Check each line of the entries below for the string "List" and state how many lines have it, with no other text.

══ DATA FOR THIS EXERCISE ══

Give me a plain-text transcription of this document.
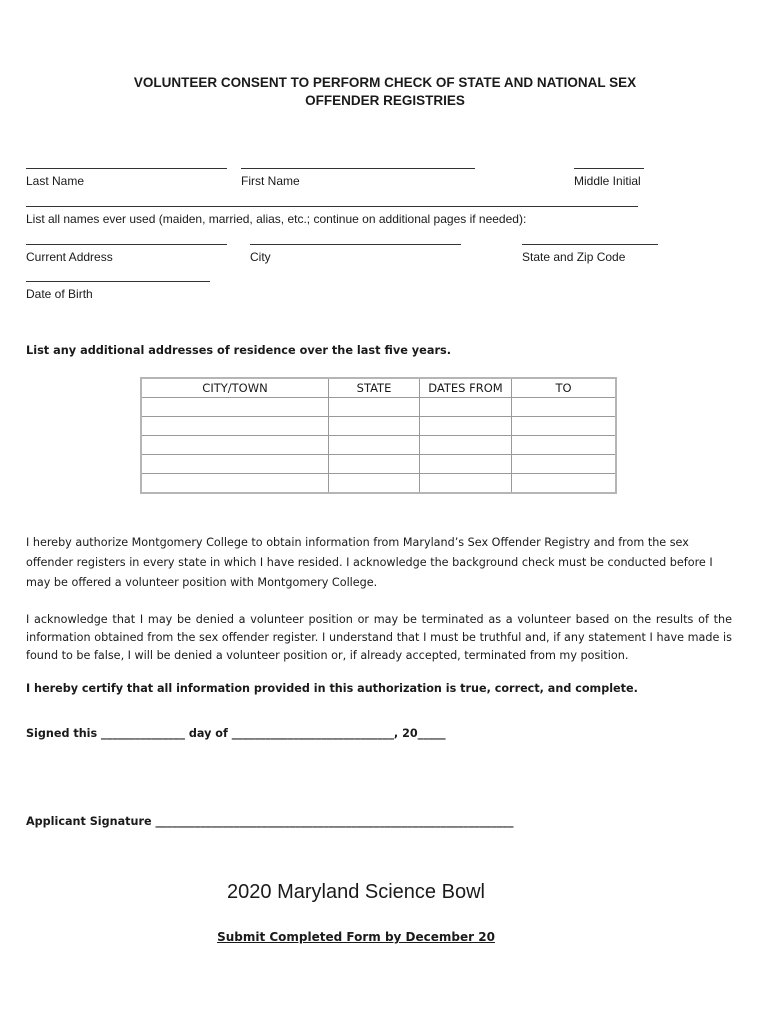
VOLUNTEER CONSENT TO PERFORM CHECK OF STATE AND NATIONAL SEX
OFFENDER REGISTRIES
Last Name	First Name	Middle Initial
List all names ever used (maiden, married, alias, etc.; continue on additional pages if needed):
Current Address	City	State and Zip Code
Date of Birth
List any additional addresses of residence over the last five years.
CITY/TOWN	STATE	DATES FROM	TO

I hereby authorize Montgomery College to obtain information from Maryland’s Sex Offender Registry and from the sex offender registers in every state in which I have resided. I acknowledge the background check must be conducted before I may be offered a volunteer position with Montgomery College.
I acknowledge that I may be denied a volunteer position or may be terminated as a volunteer based on the results of the information obtained from the sex offender register. I understand that I must be truthful and, if any statement I have made is found to be false, I will be denied a volunteer position or, if already accepted, terminated from my position.
I hereby certify that all information provided in this authorization is true, correct, and complete.
Signed this _______________ day of _____________________________, 20_____
Applicant Signature ________________________________________________________________
2020 Maryland Science Bowl
Submit Completed Form by December 20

═══

= FULL RESPONSE =
2